►
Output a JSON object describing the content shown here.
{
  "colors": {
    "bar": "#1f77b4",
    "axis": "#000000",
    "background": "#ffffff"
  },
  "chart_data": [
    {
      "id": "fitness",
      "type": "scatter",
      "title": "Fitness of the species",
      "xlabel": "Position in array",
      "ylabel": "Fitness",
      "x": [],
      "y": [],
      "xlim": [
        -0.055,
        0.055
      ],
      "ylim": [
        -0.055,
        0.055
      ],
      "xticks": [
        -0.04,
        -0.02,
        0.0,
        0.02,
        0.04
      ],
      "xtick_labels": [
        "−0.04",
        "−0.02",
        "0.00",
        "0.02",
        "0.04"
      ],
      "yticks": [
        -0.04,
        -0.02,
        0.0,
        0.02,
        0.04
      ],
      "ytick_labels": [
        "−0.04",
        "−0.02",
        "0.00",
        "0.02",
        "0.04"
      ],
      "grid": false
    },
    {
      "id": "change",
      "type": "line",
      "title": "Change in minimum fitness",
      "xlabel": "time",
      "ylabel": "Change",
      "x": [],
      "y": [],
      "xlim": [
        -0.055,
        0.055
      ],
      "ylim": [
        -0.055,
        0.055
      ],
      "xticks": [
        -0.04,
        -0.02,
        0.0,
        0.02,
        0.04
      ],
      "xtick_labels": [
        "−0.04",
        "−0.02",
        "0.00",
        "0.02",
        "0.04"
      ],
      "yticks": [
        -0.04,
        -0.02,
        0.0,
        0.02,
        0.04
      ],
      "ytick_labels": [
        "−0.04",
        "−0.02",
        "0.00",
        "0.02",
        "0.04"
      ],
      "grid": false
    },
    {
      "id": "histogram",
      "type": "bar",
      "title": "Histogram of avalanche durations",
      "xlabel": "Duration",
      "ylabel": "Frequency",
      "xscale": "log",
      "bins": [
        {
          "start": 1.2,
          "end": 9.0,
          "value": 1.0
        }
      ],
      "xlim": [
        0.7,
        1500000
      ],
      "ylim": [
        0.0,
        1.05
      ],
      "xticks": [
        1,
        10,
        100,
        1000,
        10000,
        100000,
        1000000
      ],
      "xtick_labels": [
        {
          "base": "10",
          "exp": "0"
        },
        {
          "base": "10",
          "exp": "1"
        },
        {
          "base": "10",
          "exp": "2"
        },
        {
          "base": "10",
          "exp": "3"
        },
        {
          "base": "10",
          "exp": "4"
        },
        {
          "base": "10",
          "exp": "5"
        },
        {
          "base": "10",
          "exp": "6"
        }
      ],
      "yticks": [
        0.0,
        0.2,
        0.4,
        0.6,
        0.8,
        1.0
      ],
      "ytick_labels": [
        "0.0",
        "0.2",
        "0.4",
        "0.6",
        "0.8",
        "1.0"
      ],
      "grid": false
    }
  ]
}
◄
Prompt.
Exactly as shown, repeat every record.

Result.
Output a JSON object describing the content shown here.
{
  "colors": {
    "bar": "#1f77b4",
    "axis": "#000000",
    "background": "#ffffff"
  },
  "chart_data": [
    {
      "id": "fitness",
      "type": "scatter",
      "title": "Fitness of the species",
      "xlabel": "Position in array",
      "ylabel": "Fitness",
      "x": [],
      "y": [],
      "xlim": [
        -0.055,
        0.055
      ],
      "ylim": [
        -0.055,
        0.055
      ],
      "xticks": [
        -0.04,
        -0.02,
        0.0,
        0.02,
        0.04
      ],
      "xtick_labels": [
        "−0.04",
        "−0.02",
        "0.00",
        "0.02",
        "0.04"
      ],
      "yticks": [
        -0.04,
        -0.02,
        0.0,
        0.02,
        0.04
      ],
      "ytick_labels": [
        "−0.04",
        "−0.02",
        "0.00",
        "0.02",
        "0.04"
      ],
      "grid": false
    },
    {
      "id": "change",
      "type": "line",
      "title": "Change in minimum fitness",
      "xlabel": "time",
      "ylabel": "Change",
      "x": [],
      "y": [],
      "xlim": [
        -0.055,
        0.055
      ],
      "ylim": [
        -0.055,
        0.055
      ],
      "xticks": [
        -0.04,
        -0.02,
        0.0,
        0.02,
        0.04
      ],
      "xtick_labels": [
        "−0.04",
        "−0.02",
        "0.00",
        "0.02",
        "0.04"
      ],
      "yticks": [
        -0.04,
        -0.02,
        0.0,
        0.02,
        0.04
      ],
      "ytick_labels": [
        "−0.04",
        "−0.02",
        "0.00",
        "0.02",
        "0.04"
      ],
      "grid": false
    },
    {
      "id": "histogram",
      "type": "bar",
      "title": "Histogram of avalanche durations",
      "xlabel": "Duration",
      "ylabel": "Frequency",
      "xscale": "log",
      "bins": [
        {
          "start": 1.2,
          "end": 9.0,
          "value": 1.0
        }
      ],
      "xlim": [
        0.7,
        1500000
      ],
      "ylim": [
        0.0,
        1.05
      ],
      "xticks": [
        1,
        10,
        100,
        1000,
        10000,
        100000,
        1000000
      ],
      "xtick_labels": [
        {
          "base": "10",
          "exp": "0"
        },
        {
          "base": "10",
          "exp": "1"
        },
        {
          "base": "10",
          "exp": "2"
        },
        {
          "base": "10",
          "exp": "3"
        },
        {
          "base": "10",
          "exp": "4"
        },
        {
          "base": "10",
          "exp": "5"
        },
        {
          "base": "10",
          "exp": "6"
        }
      ],
      "yticks": [
        0.0,
        0.2,
        0.4,
        0.6,
        0.8,
        1.0
      ],
      "ytick_labels": [
        "0.0",
        "0.2",
        "0.4",
        "0.6",
        "0.8",
        "1.0"
      ],
      "grid": false
    }
  ]
}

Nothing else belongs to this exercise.